* Your goal *
Please output the lines shown below exactly as they appear.
__________________________________________________
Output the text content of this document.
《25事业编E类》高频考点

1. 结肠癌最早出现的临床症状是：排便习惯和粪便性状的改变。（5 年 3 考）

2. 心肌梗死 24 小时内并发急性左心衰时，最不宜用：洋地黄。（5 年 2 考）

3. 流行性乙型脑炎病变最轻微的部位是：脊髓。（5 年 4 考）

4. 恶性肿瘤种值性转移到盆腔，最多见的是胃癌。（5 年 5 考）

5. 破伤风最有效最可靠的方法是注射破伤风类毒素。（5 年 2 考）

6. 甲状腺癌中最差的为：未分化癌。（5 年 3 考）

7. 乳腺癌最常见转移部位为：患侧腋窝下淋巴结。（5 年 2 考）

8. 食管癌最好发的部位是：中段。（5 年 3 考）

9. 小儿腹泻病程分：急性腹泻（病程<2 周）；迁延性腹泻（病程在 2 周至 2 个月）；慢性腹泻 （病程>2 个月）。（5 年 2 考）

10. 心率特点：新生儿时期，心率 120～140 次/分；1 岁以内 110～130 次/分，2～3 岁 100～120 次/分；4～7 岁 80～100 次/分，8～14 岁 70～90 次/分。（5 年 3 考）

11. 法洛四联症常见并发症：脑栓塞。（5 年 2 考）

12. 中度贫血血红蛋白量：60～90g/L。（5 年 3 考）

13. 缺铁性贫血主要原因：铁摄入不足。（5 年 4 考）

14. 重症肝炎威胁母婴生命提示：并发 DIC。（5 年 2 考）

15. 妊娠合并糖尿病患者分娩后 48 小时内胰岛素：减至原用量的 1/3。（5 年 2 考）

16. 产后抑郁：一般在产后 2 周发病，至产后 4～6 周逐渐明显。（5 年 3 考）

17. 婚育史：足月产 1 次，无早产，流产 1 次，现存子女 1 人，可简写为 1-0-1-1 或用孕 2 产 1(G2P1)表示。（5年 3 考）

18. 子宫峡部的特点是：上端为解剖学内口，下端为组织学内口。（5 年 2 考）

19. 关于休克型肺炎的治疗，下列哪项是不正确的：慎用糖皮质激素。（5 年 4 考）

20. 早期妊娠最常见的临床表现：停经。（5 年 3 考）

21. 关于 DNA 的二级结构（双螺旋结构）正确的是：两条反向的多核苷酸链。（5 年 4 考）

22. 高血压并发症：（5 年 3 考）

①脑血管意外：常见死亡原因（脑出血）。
__________________________________________________
* Solution to the exercise *
Output the text content of this document.
《25事业编E类》高频考点

1. 结肠癌最早出现的临床症状是：排便习惯和粪便性状的改变。（5 年 3 考）

2. 心肌梗死 24 小时内并发急性左心衰时，最不宜用：洋地黄。（5 年 2 考）

3. 流行性乙型脑炎病变最轻微的部位是：脊髓。（5 年 4 考）

4. 恶性肿瘤种值性转移到盆腔，最多见的是胃癌。（5 年 5 考）

5. 破伤风最有效最可靠的方法是注射破伤风类毒素。（5 年 2 考）

6. 甲状腺癌中最差的为：未分化癌。（5 年 3 考）

7. 乳腺癌最常见转移部位为：患侧腋窝下淋巴结。（5 年 2 考）

8. 食管癌最好发的部位是：中段。（5 年 3 考）

9. 小儿腹泻病程分：急性腹泻（病程<2 周）；迁延性腹泻（病程在 2 周至 2 个月）；慢性腹泻 （病程>2 个月）。（5 年 2 考）

10. 心率特点：新生儿时期，心率 120～140 次/分；1 岁以内 110～130 次/分，2～3 岁 100～120 次/分；4～7 岁 80～100 次/分，8～14 岁 70～90 次/分。（5 年 3 考）

11. 法洛四联症常见并发症：脑栓塞。（5 年 2 考）

12. 中度贫血血红蛋白量：60～90g/L。（5 年 3 考）

13. 缺铁性贫血主要原因：铁摄入不足。（5 年 4 考）

14. 重症肝炎威胁母婴生命提示：并发 DIC。（5 年 2 考）

15. 妊娠合并糖尿病患者分娩后 48 小时内胰岛素：减至原用量的 1/3。（5 年 2 考）

16. 产后抑郁：一般在产后 2 周发病，至产后 4～6 周逐渐明显。（5 年 3 考）

17. 婚育史：足月产 1 次，无早产，流产 1 次，现存子女 1 人，可简写为 1-0-1-1 或用孕 2 产 1(G2P1)表示。（5年 3 考）

18. 子宫峡部的特点是：上端为解剖学内口，下端为组织学内口。（5 年 2 考）

19. 关于休克型肺炎的治疗，下列哪项是不正确的：慎用糖皮质激素。（5 年 4 考）

20. 早期妊娠最常见的临床表现：停经。（5 年 3 考）

21. 关于 DNA 的二级结构（双螺旋结构）正确的是：两条反向的多核苷酸链。（5 年 4 考）

22. 高血压并发症：（5 年 3 考）

①脑血管意外：常见死亡原因（脑出血）。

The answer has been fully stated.